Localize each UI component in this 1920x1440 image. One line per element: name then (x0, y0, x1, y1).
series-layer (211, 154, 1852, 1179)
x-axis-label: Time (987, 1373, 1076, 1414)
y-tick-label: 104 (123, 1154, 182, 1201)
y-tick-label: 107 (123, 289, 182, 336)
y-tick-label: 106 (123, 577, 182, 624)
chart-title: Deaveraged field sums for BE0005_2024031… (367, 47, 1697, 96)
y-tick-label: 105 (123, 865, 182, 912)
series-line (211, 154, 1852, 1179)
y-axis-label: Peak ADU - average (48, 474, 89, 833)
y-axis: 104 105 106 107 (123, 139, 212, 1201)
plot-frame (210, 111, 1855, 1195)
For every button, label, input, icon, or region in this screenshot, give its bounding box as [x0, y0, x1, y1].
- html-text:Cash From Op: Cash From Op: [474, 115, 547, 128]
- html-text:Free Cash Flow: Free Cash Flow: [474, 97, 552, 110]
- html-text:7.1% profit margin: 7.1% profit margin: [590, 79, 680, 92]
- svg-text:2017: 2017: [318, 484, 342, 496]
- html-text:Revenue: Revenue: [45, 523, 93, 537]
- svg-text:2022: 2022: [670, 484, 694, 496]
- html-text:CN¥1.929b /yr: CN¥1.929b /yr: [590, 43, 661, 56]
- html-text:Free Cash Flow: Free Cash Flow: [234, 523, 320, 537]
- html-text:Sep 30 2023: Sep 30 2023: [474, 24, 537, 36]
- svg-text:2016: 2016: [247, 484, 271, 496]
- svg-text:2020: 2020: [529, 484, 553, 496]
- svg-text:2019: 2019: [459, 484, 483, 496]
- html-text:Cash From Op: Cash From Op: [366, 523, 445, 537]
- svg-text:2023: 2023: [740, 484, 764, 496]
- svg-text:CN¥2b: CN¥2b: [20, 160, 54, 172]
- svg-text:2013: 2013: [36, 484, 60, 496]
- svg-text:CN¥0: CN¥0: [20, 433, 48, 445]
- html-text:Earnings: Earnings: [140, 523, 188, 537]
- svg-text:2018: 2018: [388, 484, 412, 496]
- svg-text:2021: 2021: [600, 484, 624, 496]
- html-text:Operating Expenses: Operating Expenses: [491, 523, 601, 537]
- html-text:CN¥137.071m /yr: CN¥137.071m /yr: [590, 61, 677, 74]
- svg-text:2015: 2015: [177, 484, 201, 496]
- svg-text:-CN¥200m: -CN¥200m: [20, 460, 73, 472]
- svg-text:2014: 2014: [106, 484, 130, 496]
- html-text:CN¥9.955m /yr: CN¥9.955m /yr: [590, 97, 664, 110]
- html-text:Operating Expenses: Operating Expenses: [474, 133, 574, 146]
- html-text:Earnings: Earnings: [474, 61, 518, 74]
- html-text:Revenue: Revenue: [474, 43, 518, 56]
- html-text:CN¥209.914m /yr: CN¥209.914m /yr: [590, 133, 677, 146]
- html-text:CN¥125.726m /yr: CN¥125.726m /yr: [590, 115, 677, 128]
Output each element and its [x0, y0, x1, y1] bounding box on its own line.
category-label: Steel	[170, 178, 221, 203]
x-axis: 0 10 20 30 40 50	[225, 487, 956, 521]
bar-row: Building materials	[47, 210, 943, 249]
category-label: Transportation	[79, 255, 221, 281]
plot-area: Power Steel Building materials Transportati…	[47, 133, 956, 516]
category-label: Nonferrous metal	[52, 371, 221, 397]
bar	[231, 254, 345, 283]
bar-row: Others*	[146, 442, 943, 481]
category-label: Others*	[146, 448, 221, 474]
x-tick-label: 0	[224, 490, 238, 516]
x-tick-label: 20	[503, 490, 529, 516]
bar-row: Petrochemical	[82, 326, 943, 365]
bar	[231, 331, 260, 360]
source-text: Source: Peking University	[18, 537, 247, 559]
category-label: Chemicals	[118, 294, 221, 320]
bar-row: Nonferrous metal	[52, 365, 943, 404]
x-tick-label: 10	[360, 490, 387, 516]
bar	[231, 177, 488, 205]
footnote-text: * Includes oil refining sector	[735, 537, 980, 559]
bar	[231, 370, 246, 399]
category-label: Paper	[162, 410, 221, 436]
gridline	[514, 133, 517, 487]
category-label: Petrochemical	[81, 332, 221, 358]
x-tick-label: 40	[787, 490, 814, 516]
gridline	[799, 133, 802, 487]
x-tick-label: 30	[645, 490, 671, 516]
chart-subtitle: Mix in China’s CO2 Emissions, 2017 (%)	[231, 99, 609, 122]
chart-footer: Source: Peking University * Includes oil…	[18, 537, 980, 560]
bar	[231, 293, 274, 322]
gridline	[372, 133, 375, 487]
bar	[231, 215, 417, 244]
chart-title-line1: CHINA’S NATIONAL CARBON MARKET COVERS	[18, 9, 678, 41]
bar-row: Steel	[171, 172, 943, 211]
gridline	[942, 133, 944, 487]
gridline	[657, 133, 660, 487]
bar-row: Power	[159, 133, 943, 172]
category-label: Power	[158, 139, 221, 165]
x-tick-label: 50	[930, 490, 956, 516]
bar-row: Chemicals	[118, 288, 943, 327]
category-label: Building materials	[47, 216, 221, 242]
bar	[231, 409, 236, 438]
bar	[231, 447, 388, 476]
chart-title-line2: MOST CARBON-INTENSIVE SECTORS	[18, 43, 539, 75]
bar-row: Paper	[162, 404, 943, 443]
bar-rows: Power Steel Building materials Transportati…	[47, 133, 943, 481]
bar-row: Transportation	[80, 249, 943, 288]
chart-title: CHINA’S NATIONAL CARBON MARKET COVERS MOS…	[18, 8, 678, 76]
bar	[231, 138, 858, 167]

◆ Your objective:
Please reproduce, character for character, the rows above from the first one through the one containing "For every button, label, input, icon, or", with both ends included.

◆ Answer to the problem:
Localize each UI component in this 1920x1440 image. One line per element: name then (x0, y0, x1, y1).
series-layer (211, 154, 1852, 1179)
x-axis-label: Time (987, 1373, 1076, 1414)
y-tick-label: 104 (123, 1154, 182, 1201)
y-tick-label: 107 (123, 289, 182, 336)
y-tick-label: 106 (123, 577, 182, 624)
chart-title: Deaveraged field sums for BE0005_2024031… (367, 47, 1697, 96)
y-tick-label: 105 (123, 865, 182, 912)
series-line (211, 154, 1852, 1179)
y-axis-label: Peak ADU - average (48, 474, 89, 833)
y-axis: 104 105 106 107 (123, 139, 212, 1201)
plot-frame (210, 111, 1855, 1195)
For every button, label, input, icon, or region in this screenshot, give its bounding box as [x0, y0, x1, y1].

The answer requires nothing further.